What the exercise asks:
Please retype the data in full and exactly; the pictures are not part of the copy.

%%

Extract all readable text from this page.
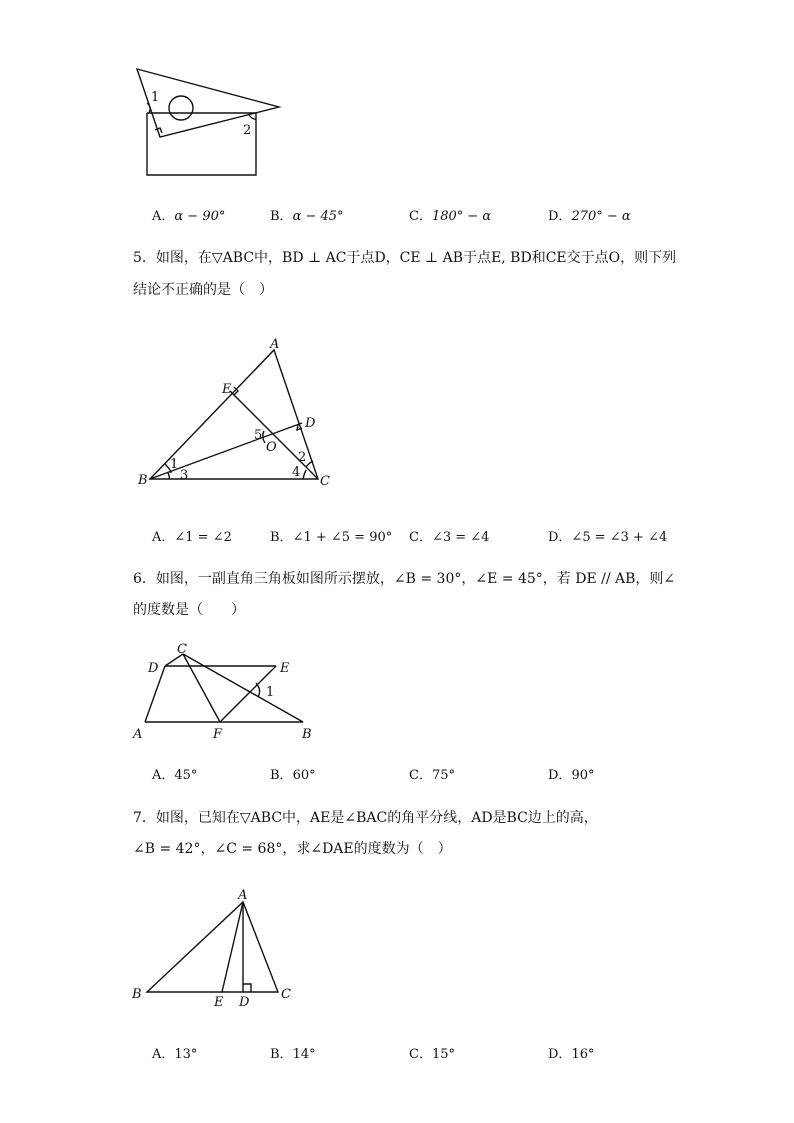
1
2
A．α − 90°	B．α − 45°	C．180° − α	D．270° − α
5．如图，在▽ABC中，BD ⊥ AC于点D，CE ⊥ AB于点E, BD和CE交于点O，则下列
结论不正确的是（　）
A
B	C
D
E
O
1	2
3	4
5
A．∠1 = ∠2	B．∠1 + ∠5 = 90° C．∠3 = ∠4	D．∠5 = ∠3 + ∠4
6．如图，一副直角三角板如图所示摆放，∠B = 30°，∠E = 45°，若 DE // AB，则∠
的度数是（　　）
A	B
C
D	E
F
1
A．45°	B．60°	C．75°	D．90°
7．如图，已知在▽ABC中，AE是∠BAC的角平分线，AD是BC边上的高，
∠B = 42°，∠C = 68°，求∠DAE的度数为（　）
A
B	C
D
E
A．13°	B．14°	C．15°	D．16°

%%

Solution for this exercise:
Extract all readable text from this page.
1
2
A．α − 90°	B．α − 45°	C．180° − α	D．270° − α
5．如图，在▽ABC中，BD ⊥ AC于点D，CE ⊥ AB于点E, BD和CE交于点O，则下列
结论不正确的是（　）
A
B	C
D
E
O
1	2
3	4
5
A．∠1 = ∠2	B．∠1 + ∠5 = 90° C．∠3 = ∠4	D．∠5 = ∠3 + ∠4
6．如图，一副直角三角板如图所示摆放，∠B = 30°，∠E = 45°，若 DE // AB，则∠
的度数是（　　）
A	B
C
D	E
F
1
A．45°	B．60°	C．75°	D．90°
7．如图，已知在▽ABC中，AE是∠BAC的角平分线，AD是BC边上的高，
∠B = 42°，∠C = 68°，求∠DAE的度数为（　）
A
B	C
D
E
A．13°	B．14°	C．15°	D．16°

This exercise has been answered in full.